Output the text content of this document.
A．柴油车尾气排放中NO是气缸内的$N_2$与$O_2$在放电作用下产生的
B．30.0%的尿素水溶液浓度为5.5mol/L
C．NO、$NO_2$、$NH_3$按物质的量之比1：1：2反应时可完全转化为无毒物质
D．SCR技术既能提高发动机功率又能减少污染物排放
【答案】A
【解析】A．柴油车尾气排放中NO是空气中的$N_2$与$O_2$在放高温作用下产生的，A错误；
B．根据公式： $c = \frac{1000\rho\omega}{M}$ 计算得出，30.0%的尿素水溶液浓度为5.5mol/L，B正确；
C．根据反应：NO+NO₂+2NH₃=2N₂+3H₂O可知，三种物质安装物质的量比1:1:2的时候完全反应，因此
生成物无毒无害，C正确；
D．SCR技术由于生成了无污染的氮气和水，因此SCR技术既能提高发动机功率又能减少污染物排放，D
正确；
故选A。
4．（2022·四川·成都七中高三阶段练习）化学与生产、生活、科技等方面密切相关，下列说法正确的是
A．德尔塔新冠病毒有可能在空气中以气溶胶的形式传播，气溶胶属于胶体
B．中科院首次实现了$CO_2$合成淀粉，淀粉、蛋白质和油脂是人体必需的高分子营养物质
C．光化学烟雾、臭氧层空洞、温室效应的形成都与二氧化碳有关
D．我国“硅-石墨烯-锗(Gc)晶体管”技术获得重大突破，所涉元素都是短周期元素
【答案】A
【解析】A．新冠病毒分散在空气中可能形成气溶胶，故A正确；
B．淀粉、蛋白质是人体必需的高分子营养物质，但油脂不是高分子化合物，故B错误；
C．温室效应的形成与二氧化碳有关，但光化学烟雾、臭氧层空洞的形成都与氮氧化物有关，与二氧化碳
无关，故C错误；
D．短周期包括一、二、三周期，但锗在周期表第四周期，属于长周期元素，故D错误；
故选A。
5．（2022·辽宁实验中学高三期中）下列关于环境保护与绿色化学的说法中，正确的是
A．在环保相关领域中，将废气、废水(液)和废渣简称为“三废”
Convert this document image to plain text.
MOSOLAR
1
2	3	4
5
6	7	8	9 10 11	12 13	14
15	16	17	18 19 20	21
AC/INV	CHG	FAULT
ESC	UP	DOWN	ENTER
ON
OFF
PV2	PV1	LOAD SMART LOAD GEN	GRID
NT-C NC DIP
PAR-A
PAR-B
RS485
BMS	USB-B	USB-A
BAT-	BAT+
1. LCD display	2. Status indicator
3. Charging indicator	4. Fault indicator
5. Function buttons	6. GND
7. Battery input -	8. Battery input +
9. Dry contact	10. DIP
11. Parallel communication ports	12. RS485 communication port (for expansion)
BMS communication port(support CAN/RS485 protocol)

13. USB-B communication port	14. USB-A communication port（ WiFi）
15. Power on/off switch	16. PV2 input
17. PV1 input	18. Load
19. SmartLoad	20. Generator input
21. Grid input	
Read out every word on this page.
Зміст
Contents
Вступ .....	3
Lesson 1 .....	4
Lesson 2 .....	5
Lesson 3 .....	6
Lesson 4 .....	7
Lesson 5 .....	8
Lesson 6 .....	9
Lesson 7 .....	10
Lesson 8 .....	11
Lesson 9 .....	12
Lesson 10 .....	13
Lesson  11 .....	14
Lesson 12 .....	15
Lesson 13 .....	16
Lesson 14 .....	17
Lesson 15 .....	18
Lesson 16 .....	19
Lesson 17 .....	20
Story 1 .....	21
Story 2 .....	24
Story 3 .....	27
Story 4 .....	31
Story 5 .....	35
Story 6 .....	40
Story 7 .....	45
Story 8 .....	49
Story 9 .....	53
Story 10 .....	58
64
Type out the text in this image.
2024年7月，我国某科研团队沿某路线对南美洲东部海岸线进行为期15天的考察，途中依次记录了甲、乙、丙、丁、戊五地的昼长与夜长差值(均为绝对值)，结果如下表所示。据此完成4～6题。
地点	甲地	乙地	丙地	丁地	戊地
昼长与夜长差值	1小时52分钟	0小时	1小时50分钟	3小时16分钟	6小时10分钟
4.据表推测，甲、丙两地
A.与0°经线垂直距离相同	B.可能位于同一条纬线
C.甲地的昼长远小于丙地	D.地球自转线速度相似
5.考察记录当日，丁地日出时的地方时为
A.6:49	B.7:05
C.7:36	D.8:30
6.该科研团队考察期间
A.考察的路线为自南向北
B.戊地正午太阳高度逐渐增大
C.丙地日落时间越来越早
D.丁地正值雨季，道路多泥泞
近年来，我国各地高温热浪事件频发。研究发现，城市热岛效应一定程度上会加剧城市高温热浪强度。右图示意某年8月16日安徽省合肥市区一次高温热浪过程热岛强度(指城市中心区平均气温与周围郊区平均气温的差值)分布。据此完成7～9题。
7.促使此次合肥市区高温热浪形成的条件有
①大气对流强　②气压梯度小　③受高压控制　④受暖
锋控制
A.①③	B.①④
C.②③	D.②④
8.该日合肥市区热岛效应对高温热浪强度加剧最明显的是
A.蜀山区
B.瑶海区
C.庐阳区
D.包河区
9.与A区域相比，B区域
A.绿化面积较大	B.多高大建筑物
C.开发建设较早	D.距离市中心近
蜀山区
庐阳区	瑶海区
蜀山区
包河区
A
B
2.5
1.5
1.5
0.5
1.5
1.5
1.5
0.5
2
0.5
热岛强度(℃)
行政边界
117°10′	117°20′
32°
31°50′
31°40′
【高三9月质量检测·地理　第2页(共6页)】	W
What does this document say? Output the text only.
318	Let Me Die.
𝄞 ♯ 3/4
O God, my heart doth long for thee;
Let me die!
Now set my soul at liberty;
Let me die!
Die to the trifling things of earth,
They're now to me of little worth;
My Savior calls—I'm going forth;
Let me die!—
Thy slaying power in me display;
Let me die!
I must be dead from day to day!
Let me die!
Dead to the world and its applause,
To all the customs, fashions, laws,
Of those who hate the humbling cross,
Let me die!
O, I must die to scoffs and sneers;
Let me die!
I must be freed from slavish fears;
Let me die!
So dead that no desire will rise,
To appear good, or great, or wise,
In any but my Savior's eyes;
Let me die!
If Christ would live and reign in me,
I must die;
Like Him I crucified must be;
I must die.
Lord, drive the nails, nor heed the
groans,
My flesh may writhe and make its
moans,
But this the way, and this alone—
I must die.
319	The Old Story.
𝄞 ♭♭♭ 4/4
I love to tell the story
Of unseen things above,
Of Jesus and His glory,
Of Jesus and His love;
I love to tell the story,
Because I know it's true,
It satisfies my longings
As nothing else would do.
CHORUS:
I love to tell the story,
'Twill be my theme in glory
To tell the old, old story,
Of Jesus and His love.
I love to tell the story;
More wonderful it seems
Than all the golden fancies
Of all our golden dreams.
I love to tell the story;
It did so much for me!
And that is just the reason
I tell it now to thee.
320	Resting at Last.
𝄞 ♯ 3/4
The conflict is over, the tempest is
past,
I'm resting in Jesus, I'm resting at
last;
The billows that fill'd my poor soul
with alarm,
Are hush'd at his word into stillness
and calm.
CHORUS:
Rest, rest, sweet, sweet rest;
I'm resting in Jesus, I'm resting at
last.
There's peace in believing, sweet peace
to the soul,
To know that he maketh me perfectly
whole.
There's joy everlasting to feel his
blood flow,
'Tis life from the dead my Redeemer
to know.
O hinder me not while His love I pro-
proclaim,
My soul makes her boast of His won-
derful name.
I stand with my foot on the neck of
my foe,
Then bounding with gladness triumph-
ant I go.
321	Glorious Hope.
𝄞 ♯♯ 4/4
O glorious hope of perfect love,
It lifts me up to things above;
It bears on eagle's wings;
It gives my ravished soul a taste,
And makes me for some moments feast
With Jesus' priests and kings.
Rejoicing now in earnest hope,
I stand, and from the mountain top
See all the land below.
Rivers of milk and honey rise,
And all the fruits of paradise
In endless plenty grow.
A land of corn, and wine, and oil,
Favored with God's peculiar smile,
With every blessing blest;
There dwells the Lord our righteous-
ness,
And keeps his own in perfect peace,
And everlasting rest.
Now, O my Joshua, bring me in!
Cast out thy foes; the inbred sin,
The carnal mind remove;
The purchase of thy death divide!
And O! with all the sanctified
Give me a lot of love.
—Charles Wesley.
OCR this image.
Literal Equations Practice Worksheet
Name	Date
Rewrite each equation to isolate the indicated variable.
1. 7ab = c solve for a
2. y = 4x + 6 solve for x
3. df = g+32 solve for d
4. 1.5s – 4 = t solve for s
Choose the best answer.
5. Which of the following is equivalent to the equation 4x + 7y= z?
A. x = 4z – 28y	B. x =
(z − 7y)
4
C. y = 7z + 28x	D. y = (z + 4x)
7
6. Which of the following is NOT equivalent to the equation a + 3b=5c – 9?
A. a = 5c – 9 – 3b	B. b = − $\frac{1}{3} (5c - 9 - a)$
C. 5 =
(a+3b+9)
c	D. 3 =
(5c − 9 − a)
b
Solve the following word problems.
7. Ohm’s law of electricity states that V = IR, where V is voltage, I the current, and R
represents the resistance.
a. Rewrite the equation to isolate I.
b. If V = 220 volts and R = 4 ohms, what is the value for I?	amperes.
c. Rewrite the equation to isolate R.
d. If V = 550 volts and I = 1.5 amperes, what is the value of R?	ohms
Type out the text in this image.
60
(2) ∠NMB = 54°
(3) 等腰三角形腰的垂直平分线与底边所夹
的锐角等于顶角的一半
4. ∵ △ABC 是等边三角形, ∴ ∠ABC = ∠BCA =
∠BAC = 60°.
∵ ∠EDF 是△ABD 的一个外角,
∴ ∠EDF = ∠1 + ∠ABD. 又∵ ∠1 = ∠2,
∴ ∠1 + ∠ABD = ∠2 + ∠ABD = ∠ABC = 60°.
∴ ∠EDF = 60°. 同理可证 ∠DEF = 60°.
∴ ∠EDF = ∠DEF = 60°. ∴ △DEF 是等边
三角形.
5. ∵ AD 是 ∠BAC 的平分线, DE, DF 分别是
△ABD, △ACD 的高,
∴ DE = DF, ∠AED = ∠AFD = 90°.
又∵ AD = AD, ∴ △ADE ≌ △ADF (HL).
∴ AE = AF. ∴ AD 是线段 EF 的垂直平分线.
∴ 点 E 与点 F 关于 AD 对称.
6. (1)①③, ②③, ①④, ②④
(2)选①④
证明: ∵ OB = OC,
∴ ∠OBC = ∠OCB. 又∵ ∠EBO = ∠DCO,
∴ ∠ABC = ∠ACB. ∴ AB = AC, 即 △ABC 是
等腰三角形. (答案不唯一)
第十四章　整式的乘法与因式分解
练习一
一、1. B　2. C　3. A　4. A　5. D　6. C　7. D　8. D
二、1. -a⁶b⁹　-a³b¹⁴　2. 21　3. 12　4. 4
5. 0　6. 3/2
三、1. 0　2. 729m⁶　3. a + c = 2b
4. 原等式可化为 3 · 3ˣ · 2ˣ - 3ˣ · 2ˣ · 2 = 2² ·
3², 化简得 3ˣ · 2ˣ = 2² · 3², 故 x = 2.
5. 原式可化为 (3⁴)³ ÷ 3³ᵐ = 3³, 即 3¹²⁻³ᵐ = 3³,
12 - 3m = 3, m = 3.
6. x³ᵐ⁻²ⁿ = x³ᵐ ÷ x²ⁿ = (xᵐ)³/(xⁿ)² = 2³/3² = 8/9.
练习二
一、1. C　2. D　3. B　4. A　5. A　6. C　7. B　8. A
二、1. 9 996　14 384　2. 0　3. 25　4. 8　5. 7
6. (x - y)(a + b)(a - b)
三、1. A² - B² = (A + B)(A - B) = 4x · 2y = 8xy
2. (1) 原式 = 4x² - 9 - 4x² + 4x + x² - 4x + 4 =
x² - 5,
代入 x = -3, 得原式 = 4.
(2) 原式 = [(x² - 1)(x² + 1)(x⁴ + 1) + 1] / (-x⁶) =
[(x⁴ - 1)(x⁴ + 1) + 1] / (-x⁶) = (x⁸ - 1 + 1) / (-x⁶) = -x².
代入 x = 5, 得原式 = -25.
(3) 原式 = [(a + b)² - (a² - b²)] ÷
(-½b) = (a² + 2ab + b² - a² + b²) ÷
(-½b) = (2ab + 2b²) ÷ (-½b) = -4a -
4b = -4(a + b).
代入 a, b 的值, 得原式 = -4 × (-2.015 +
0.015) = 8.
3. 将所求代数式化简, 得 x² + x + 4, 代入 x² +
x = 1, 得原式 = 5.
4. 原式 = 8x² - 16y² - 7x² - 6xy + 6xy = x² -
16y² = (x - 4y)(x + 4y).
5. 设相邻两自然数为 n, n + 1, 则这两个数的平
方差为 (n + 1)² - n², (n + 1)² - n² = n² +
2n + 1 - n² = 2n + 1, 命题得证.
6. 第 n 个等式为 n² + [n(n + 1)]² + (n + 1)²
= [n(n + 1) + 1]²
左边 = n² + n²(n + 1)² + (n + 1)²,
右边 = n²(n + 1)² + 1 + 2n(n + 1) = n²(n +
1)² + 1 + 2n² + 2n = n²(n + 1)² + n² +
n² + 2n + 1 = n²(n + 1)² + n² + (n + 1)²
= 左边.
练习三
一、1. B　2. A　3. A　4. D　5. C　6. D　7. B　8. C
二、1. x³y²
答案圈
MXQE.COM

************

How many lines of these entries contain "equivalent"? Answer with the number and nothing else.

**RESULT BELOW:** 2